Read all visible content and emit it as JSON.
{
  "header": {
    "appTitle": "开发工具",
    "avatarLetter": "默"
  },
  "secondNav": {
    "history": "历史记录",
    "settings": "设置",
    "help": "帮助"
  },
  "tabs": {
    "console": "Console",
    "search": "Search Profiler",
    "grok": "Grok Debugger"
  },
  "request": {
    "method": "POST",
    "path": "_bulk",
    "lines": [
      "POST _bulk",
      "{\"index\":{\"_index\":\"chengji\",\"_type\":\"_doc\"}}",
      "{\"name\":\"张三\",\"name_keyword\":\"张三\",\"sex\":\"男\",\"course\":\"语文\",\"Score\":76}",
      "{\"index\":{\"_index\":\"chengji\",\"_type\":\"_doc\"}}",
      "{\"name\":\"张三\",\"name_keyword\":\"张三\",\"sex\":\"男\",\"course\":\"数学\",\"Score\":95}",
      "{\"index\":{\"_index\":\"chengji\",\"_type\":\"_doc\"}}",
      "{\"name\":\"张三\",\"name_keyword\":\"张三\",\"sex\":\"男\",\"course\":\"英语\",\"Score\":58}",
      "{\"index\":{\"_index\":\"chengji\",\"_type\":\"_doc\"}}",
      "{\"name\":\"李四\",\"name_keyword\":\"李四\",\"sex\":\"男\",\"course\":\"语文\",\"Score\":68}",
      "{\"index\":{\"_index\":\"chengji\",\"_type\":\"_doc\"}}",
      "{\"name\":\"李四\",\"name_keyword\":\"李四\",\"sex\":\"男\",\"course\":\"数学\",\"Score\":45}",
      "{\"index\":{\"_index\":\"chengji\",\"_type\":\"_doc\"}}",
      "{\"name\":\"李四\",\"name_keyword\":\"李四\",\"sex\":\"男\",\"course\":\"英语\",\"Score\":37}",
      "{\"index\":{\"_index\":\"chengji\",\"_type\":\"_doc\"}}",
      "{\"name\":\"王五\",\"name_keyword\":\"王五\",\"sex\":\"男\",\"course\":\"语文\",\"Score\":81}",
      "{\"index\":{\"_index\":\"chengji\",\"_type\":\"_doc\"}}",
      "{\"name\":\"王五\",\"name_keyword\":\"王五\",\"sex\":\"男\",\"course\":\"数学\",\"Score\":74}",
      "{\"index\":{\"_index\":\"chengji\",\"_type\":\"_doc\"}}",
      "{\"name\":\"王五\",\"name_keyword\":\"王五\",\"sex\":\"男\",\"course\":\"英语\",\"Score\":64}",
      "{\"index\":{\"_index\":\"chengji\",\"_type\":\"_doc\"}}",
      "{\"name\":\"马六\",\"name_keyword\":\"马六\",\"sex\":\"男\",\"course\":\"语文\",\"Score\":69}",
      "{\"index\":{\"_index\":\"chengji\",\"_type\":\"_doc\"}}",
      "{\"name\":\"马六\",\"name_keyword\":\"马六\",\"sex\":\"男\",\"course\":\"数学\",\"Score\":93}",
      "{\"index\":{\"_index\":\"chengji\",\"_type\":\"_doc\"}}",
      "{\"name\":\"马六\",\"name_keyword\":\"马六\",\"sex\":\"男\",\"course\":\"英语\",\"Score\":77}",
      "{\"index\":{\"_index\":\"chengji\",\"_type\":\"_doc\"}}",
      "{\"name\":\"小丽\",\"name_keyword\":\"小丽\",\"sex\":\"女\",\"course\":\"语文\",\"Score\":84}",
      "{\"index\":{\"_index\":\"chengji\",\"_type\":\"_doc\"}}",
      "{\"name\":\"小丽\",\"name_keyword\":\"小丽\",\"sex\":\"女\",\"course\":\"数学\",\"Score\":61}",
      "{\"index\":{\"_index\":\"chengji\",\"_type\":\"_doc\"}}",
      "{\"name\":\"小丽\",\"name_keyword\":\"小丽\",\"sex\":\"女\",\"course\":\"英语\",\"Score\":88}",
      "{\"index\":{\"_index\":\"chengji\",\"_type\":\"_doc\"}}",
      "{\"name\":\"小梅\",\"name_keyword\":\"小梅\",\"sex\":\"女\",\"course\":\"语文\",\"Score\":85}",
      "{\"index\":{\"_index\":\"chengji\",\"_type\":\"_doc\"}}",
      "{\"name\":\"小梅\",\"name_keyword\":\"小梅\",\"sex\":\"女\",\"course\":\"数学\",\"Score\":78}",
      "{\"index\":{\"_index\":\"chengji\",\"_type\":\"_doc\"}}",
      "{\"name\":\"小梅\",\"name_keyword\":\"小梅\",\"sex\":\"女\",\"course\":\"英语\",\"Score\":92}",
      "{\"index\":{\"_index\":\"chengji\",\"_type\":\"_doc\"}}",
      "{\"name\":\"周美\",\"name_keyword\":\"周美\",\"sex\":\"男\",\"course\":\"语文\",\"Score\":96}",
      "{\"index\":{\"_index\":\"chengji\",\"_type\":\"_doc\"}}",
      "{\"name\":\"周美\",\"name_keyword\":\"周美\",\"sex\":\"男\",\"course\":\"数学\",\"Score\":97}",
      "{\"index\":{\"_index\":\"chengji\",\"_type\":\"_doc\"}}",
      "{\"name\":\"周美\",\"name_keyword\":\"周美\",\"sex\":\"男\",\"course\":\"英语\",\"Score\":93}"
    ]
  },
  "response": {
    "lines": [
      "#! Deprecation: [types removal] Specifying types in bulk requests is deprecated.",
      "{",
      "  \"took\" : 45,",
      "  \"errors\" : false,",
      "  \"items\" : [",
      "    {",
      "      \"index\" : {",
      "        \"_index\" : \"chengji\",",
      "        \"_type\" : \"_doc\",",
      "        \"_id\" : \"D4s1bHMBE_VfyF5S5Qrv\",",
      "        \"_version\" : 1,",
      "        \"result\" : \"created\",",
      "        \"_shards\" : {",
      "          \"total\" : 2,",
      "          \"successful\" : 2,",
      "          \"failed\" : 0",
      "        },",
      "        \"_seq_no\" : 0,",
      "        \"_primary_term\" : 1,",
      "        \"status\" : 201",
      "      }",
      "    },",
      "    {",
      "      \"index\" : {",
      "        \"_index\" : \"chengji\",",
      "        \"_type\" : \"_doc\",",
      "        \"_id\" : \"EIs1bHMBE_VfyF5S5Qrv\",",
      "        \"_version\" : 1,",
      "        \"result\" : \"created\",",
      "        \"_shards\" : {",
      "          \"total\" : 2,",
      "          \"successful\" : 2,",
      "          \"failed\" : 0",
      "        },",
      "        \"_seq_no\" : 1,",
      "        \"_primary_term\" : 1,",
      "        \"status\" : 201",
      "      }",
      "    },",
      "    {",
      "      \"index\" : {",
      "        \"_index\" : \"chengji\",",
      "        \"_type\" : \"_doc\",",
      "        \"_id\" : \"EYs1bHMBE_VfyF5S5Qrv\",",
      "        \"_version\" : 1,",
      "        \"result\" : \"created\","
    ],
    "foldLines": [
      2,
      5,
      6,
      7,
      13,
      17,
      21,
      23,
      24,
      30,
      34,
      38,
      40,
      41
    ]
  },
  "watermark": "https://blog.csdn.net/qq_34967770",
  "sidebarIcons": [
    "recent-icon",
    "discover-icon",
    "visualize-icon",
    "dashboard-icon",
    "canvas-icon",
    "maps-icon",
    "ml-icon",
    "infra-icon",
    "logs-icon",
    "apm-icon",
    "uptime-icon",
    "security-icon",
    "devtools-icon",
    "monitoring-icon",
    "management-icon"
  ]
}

◆ **Task directions**: Your task is to repeat the data exactly; please include every line.

◆ **Result**:
Read all visible content and emit it as JSON.
{
  "header": {
    "appTitle": "开发工具",
    "avatarLetter": "默"
  },
  "secondNav": {
    "history": "历史记录",
    "settings": "设置",
    "help": "帮助"
  },
  "tabs": {
    "console": "Console",
    "search": "Search Profiler",
    "grok": "Grok Debugger"
  },
  "request": {
    "method": "POST",
    "path": "_bulk",
    "lines": [
      "POST _bulk",
      "{\"index\":{\"_index\":\"chengji\",\"_type\":\"_doc\"}}",
      "{\"name\":\"张三\",\"name_keyword\":\"张三\",\"sex\":\"男\",\"course\":\"语文\",\"Score\":76}",
      "{\"index\":{\"_index\":\"chengji\",\"_type\":\"_doc\"}}",
      "{\"name\":\"张三\",\"name_keyword\":\"张三\",\"sex\":\"男\",\"course\":\"数学\",\"Score\":95}",
      "{\"index\":{\"_index\":\"chengji\",\"_type\":\"_doc\"}}",
      "{\"name\":\"张三\",\"name_keyword\":\"张三\",\"sex\":\"男\",\"course\":\"英语\",\"Score\":58}",
      "{\"index\":{\"_index\":\"chengji\",\"_type\":\"_doc\"}}",
      "{\"name\":\"李四\",\"name_keyword\":\"李四\",\"sex\":\"男\",\"course\":\"语文\",\"Score\":68}",
      "{\"index\":{\"_index\":\"chengji\",\"_type\":\"_doc\"}}",
      "{\"name\":\"李四\",\"name_keyword\":\"李四\",\"sex\":\"男\",\"course\":\"数学\",\"Score\":45}",
      "{\"index\":{\"_index\":\"chengji\",\"_type\":\"_doc\"}}",
      "{\"name\":\"李四\",\"name_keyword\":\"李四\",\"sex\":\"男\",\"course\":\"英语\",\"Score\":37}",
      "{\"index\":{\"_index\":\"chengji\",\"_type\":\"_doc\"}}",
      "{\"name\":\"王五\",\"name_keyword\":\"王五\",\"sex\":\"男\",\"course\":\"语文\",\"Score\":81}",
      "{\"index\":{\"_index\":\"chengji\",\"_type\":\"_doc\"}}",
      "{\"name\":\"王五\",\"name_keyword\":\"王五\",\"sex\":\"男\",\"course\":\"数学\",\"Score\":74}",
      "{\"index\":{\"_index\":\"chengji\",\"_type\":\"_doc\"}}",
      "{\"name\":\"王五\",\"name_keyword\":\"王五\",\"sex\":\"男\",\"course\":\"英语\",\"Score\":64}",
      "{\"index\":{\"_index\":\"chengji\",\"_type\":\"_doc\"}}",
      "{\"name\":\"马六\",\"name_keyword\":\"马六\",\"sex\":\"男\",\"course\":\"语文\",\"Score\":69}",
      "{\"index\":{\"_index\":\"chengji\",\"_type\":\"_doc\"}}",
      "{\"name\":\"马六\",\"name_keyword\":\"马六\",\"sex\":\"男\",\"course\":\"数学\",\"Score\":93}",
      "{\"index\":{\"_index\":\"chengji\",\"_type\":\"_doc\"}}",
      "{\"name\":\"马六\",\"name_keyword\":\"马六\",\"sex\":\"男\",\"course\":\"英语\",\"Score\":77}",
      "{\"index\":{\"_index\":\"chengji\",\"_type\":\"_doc\"}}",
      "{\"name\":\"小丽\",\"name_keyword\":\"小丽\",\"sex\":\"女\",\"course\":\"语文\",\"Score\":84}",
      "{\"index\":{\"_index\":\"chengji\",\"_type\":\"_doc\"}}",
      "{\"name\":\"小丽\",\"name_keyword\":\"小丽\",\"sex\":\"女\",\"course\":\"数学\",\"Score\":61}",
      "{\"index\":{\"_index\":\"chengji\",\"_type\":\"_doc\"}}",
      "{\"name\":\"小丽\",\"name_keyword\":\"小丽\",\"sex\":\"女\",\"course\":\"英语\",\"Score\":88}",
      "{\"index\":{\"_index\":\"chengji\",\"_type\":\"_doc\"}}",
      "{\"name\":\"小梅\",\"name_keyword\":\"小梅\",\"sex\":\"女\",\"course\":\"语文\",\"Score\":85}",
      "{\"index\":{\"_index\":\"chengji\",\"_type\":\"_doc\"}}",
      "{\"name\":\"小梅\",\"name_keyword\":\"小梅\",\"sex\":\"女\",\"course\":\"数学\",\"Score\":78}",
      "{\"index\":{\"_index\":\"chengji\",\"_type\":\"_doc\"}}",
      "{\"name\":\"小梅\",\"name_keyword\":\"小梅\",\"sex\":\"女\",\"course\":\"英语\",\"Score\":92}",
      "{\"index\":{\"_index\":\"chengji\",\"_type\":\"_doc\"}}",
      "{\"name\":\"周美\",\"name_keyword\":\"周美\",\"sex\":\"男\",\"course\":\"语文\",\"Score\":96}",
      "{\"index\":{\"_index\":\"chengji\",\"_type\":\"_doc\"}}",
      "{\"name\":\"周美\",\"name_keyword\":\"周美\",\"sex\":\"男\",\"course\":\"数学\",\"Score\":97}",
      "{\"index\":{\"_index\":\"chengji\",\"_type\":\"_doc\"}}",
      "{\"name\":\"周美\",\"name_keyword\":\"周美\",\"sex\":\"男\",\"course\":\"英语\",\"Score\":93}"
    ]
  },
  "response": {
    "lines": [
      "#! Deprecation: [types removal] Specifying types in bulk requests is deprecated.",
      "{",
      "  \"took\" : 45,",
      "  \"errors\" : false,",
      "  \"items\" : [",
      "    {",
      "      \"index\" : {",
      "        \"_index\" : \"chengji\",",
      "        \"_type\" : \"_doc\",",
      "        \"_id\" : \"D4s1bHMBE_VfyF5S5Qrv\",",
      "        \"_version\" : 1,",
      "        \"result\" : \"created\",",
      "        \"_shards\" : {",
      "          \"total\" : 2,",
      "          \"successful\" : 2,",
      "          \"failed\" : 0",
      "        },",
      "        \"_seq_no\" : 0,",
      "        \"_primary_term\" : 1,",
      "        \"status\" : 201",
      "      }",
      "    },",
      "    {",
      "      \"index\" : {",
      "        \"_index\" : \"chengji\",",
      "        \"_type\" : \"_doc\",",
      "        \"_id\" : \"EIs1bHMBE_VfyF5S5Qrv\",",
      "        \"_version\" : 1,",
      "        \"result\" : \"created\",",
      "        \"_shards\" : {",
      "          \"total\" : 2,",
      "          \"successful\" : 2,",
      "          \"failed\" : 0",
      "        },",
      "        \"_seq_no\" : 1,",
      "        \"_primary_term\" : 1,",
      "        \"status\" : 201",
      "      }",
      "    },",
      "    {",
      "      \"index\" : {",
      "        \"_index\" : \"chengji\",",
      "        \"_type\" : \"_doc\",",
      "        \"_id\" : \"EYs1bHMBE_VfyF5S5Qrv\",",
      "        \"_version\" : 1,",
      "        \"result\" : \"created\","
    ],
    "foldLines": [
      2,
      5,
      6,
      7,
      13,
      17,
      21,
      23,
      24,
      30,
      34,
      38,
      40,
      41
    ]
  },
  "watermark": "https://blog.csdn.net/qq_34967770",
  "sidebarIcons": [
    "recent-icon",
    "discover-icon",
    "visualize-icon",
    "dashboard-icon",
    "canvas-icon",
    "maps-icon",
    "ml-icon",
    "infra-icon",
    "logs-icon",
    "apm-icon",
    "uptime-icon",
    "security-icon",
    "devtools-icon",
    "monitoring-icon",
    "management-icon"
  ]
}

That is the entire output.